(Records from a collection of figures)

==================================================

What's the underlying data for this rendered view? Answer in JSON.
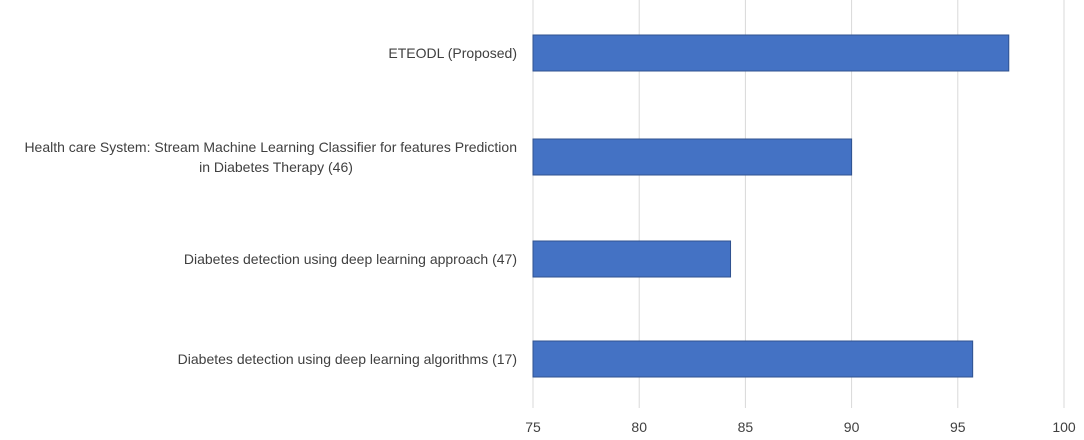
{
  "chart_data": {
    "type": "bar",
    "orientation": "horizontal",
    "categories": [
      [
        "ETEODL (Proposed)"
      ],
      [
        "Health care System: Stream Machine Learning Classifier for features Prediction",
        "in Diabetes Therapy (46)"
      ],
      [
        "Diabetes detection using deep learning approach (47)"
      ],
      [
        "Diabetes detection using deep learning algorithms (17)"
      ]
    ],
    "values": [
      97.4,
      90.0,
      84.3,
      95.7
    ],
    "xlim": [
      75,
      100
    ],
    "xticks": [
      "75",
      "80",
      "85",
      "90",
      "95",
      "100"
    ],
    "grid": true,
    "bar_color": "#4472c4",
    "bar_edge_color": "#2f528f",
    "title": "",
    "xlabel": "",
    "ylabel": ""
  }
}
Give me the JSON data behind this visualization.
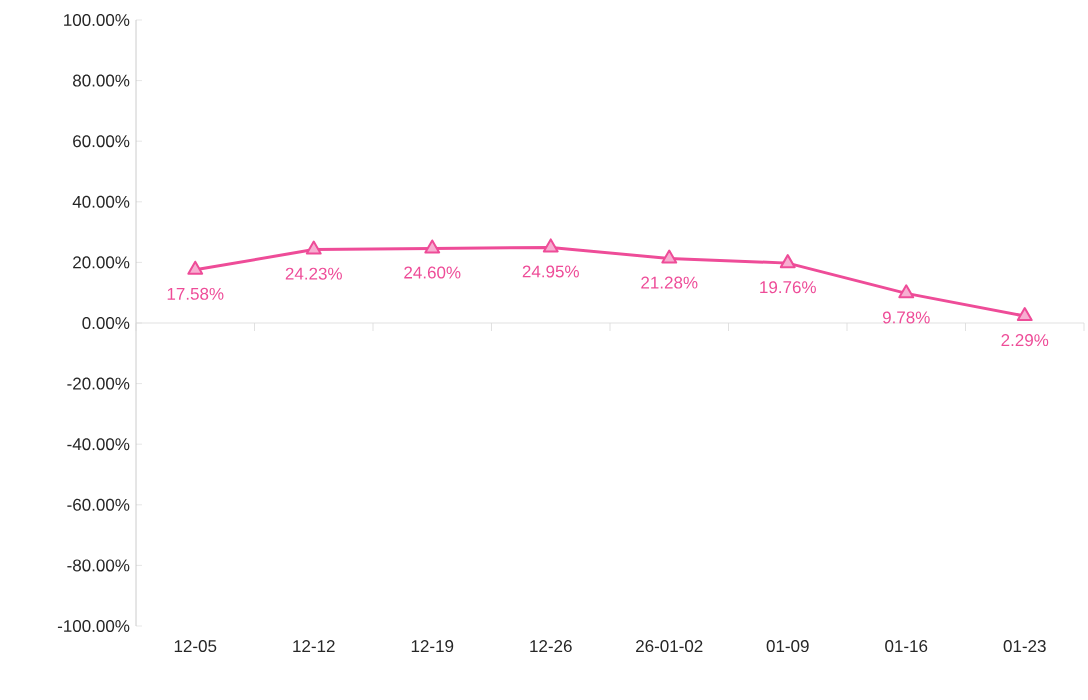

==================================================

What you are asked to do →
Transcribe all entries above exactly. Drop the pictures.

Correct answer →
What's the underlying data for this rendered view? Answer in JSON.
{
  "chart_data": {
    "type": "bar",
    "orientation": "horizontal",
    "categories": [
      [
        "ETEODL (Proposed)"
      ],
      [
        "Health care System: Stream Machine Learning Classifier for features Prediction",
        "in Diabetes Therapy (46)"
      ],
      [
        "Diabetes detection using deep learning approach (47)"
      ],
      [
        "Diabetes detection using deep learning algorithms (17)"
      ]
    ],
    "values": [
      97.4,
      90.0,
      84.3,
      95.7
    ],
    "xlim": [
      75,
      100
    ],
    "xticks": [
      "75",
      "80",
      "85",
      "90",
      "95",
      "100"
    ],
    "grid": true,
    "bar_color": "#4472c4",
    "bar_edge_color": "#2f528f",
    "title": "",
    "xlabel": "",
    "ylabel": ""
  }
}
Give me the JSON data behind this visualization.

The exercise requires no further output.